EXERCISE DIRECTIONS → Copy out each line in the material below that has the word "Possession".

Saved entries →
· · ·

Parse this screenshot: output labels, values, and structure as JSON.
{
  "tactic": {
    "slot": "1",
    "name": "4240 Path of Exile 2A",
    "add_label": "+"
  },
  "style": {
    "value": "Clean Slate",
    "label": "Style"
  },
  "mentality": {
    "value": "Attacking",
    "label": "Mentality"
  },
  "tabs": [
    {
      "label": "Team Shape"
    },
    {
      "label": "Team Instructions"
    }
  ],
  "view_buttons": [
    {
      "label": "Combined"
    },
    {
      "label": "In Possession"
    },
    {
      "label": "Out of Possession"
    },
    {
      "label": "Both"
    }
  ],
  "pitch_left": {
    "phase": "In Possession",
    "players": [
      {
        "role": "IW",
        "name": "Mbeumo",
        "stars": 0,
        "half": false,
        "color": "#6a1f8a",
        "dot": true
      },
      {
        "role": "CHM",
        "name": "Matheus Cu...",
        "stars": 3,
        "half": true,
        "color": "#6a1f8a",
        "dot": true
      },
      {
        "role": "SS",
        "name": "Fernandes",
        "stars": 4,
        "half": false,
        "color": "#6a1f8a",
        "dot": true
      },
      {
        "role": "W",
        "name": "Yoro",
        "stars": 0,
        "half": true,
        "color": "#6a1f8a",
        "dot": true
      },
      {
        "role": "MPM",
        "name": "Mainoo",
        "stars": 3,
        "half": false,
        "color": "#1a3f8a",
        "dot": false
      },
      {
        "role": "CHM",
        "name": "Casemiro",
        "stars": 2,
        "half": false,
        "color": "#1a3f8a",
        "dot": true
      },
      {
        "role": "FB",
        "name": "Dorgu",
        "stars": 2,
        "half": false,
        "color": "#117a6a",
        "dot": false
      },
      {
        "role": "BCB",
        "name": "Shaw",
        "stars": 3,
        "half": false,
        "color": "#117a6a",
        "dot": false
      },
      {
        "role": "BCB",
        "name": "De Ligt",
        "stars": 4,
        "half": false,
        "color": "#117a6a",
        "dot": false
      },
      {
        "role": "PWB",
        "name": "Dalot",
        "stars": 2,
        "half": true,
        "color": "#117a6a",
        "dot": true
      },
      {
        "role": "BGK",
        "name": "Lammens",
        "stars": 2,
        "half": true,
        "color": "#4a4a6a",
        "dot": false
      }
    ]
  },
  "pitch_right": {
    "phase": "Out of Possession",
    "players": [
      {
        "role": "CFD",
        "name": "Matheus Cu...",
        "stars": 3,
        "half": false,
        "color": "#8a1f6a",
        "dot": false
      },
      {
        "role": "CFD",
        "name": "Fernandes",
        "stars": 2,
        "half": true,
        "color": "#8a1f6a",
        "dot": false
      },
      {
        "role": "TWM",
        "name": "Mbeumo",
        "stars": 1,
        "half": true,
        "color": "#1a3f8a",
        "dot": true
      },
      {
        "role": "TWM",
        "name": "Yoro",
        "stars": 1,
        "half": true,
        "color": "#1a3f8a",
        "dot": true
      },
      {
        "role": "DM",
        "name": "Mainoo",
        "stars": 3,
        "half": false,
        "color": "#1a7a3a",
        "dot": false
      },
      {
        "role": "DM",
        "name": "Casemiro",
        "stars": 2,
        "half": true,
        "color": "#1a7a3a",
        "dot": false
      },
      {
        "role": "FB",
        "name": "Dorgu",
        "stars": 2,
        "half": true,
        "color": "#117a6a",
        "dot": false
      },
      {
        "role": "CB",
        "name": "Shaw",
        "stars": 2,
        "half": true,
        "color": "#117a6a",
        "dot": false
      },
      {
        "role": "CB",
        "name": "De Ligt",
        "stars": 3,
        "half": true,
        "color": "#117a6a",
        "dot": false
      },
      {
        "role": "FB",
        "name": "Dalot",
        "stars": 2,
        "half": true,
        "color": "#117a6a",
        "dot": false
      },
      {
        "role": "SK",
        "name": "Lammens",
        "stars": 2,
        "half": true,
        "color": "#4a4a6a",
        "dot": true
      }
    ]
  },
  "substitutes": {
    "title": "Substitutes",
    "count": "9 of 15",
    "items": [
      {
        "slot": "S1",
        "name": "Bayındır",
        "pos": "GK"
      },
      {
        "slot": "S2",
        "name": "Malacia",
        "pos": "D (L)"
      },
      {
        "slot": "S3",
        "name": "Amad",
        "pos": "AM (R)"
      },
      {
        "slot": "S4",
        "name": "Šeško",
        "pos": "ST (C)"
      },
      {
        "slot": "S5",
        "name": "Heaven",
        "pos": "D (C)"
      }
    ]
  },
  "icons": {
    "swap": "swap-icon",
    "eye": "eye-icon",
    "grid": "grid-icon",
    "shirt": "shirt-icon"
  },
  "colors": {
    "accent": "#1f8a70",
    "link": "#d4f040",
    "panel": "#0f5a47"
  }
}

· · ·

THE ANSWER →
      "label": "In Possession"
      "label": "Out of Possession"
    "phase": "In Possession",
    "phase": "Out of Possession",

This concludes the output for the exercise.